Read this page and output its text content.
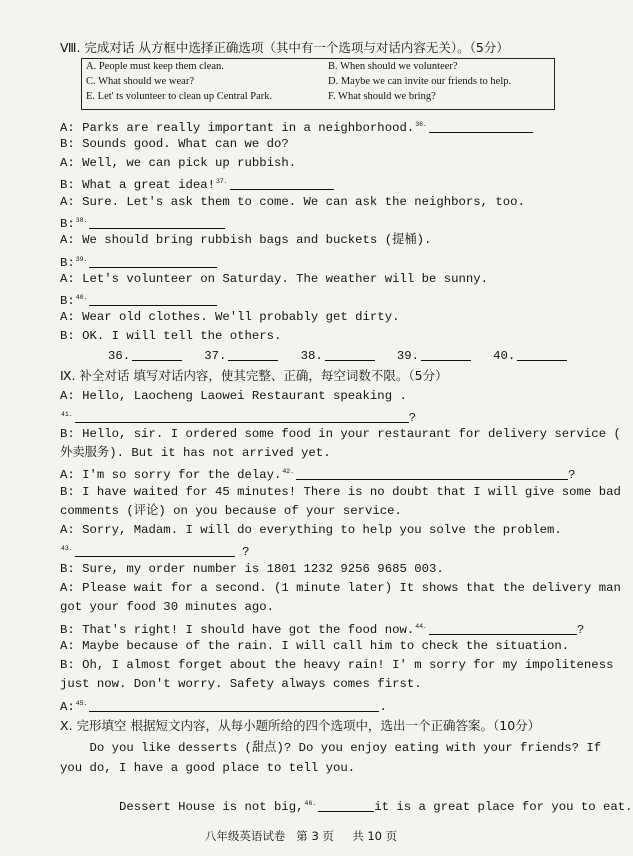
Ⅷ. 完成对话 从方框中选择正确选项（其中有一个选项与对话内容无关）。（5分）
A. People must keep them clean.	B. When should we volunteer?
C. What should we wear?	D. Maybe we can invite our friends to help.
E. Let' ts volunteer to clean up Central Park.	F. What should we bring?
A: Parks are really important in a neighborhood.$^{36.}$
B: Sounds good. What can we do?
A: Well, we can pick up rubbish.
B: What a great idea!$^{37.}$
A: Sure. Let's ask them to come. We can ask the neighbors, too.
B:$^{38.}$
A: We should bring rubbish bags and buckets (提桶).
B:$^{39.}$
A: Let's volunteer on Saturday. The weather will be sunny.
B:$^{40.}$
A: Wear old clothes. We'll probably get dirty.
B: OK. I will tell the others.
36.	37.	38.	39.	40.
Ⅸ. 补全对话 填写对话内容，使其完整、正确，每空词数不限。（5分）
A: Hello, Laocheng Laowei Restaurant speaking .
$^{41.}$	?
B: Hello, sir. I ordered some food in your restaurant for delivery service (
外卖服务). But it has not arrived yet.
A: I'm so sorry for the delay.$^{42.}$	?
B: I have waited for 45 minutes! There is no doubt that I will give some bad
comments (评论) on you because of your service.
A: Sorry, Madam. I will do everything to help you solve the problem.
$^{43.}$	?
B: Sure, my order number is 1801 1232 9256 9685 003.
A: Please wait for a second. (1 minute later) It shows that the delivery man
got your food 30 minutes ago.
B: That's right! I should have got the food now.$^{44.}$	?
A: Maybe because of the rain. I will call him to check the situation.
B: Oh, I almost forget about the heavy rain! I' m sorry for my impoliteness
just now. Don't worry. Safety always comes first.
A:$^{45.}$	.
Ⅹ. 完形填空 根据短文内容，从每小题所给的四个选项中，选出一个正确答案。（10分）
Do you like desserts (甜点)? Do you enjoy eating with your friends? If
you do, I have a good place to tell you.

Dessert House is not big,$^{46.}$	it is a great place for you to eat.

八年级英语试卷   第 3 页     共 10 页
# # # # # # #
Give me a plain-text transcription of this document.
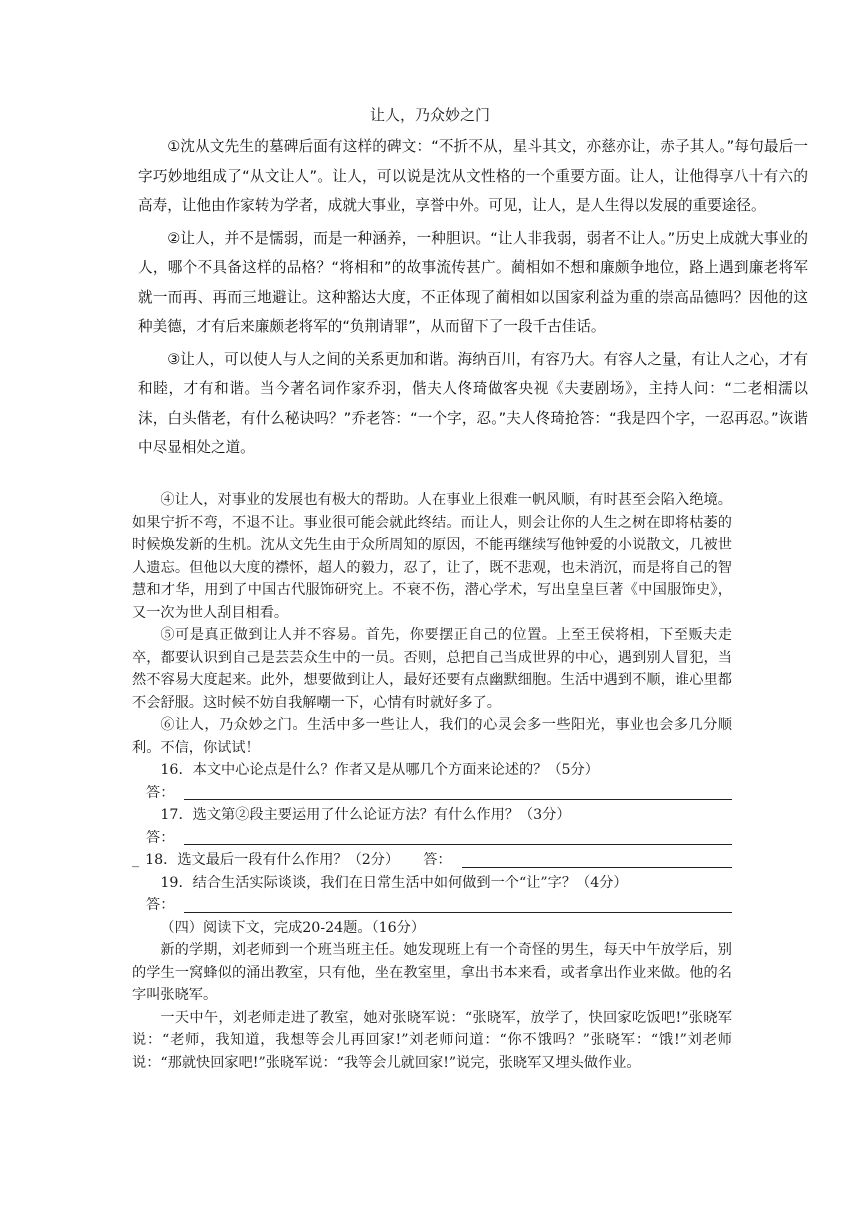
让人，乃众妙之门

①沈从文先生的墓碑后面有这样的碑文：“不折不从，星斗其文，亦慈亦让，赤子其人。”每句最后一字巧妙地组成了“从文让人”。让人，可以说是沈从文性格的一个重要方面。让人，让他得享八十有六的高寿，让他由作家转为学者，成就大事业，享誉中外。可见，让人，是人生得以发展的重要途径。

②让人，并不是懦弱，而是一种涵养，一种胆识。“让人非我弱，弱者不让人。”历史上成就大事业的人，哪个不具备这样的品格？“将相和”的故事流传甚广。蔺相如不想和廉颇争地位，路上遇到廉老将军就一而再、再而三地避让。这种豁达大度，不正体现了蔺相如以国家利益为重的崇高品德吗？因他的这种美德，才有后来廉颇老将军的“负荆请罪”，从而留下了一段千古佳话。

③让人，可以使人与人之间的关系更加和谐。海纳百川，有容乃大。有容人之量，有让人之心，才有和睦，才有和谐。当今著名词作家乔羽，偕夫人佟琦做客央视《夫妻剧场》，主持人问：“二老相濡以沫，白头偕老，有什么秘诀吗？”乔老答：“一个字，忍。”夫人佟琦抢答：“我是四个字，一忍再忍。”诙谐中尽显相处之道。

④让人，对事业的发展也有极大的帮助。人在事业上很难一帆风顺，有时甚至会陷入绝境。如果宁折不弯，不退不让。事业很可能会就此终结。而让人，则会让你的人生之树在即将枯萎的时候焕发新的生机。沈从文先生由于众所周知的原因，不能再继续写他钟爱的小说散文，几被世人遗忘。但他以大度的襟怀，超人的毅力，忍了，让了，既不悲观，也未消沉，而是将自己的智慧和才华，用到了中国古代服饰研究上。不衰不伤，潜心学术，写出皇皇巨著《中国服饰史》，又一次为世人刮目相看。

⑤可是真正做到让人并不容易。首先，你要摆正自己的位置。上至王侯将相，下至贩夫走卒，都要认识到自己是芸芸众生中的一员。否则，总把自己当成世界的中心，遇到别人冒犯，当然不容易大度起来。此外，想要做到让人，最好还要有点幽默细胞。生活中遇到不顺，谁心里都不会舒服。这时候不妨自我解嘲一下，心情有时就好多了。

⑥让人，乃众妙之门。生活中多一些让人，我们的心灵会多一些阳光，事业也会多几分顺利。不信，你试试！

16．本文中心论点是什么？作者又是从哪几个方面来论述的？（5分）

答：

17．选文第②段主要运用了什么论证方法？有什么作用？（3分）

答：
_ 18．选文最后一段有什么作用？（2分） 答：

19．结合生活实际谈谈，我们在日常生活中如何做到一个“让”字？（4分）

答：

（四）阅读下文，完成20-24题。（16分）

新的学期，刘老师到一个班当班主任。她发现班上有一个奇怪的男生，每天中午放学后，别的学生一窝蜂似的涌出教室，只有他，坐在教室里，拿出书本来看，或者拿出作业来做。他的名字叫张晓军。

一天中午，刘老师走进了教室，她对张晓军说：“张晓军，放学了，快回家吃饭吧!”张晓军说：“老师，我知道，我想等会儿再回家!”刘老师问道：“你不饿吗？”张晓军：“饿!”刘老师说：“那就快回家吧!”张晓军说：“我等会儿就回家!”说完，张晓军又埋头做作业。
# # # # # # #
◆ Instruction ◆
Only lines with the string "minutes" belong in your answer; copy each one.

◆ Expected output ◆
B: I have waited for 45 minutes! There is no doubt that I will give some bad
got your food 30 minutes ago.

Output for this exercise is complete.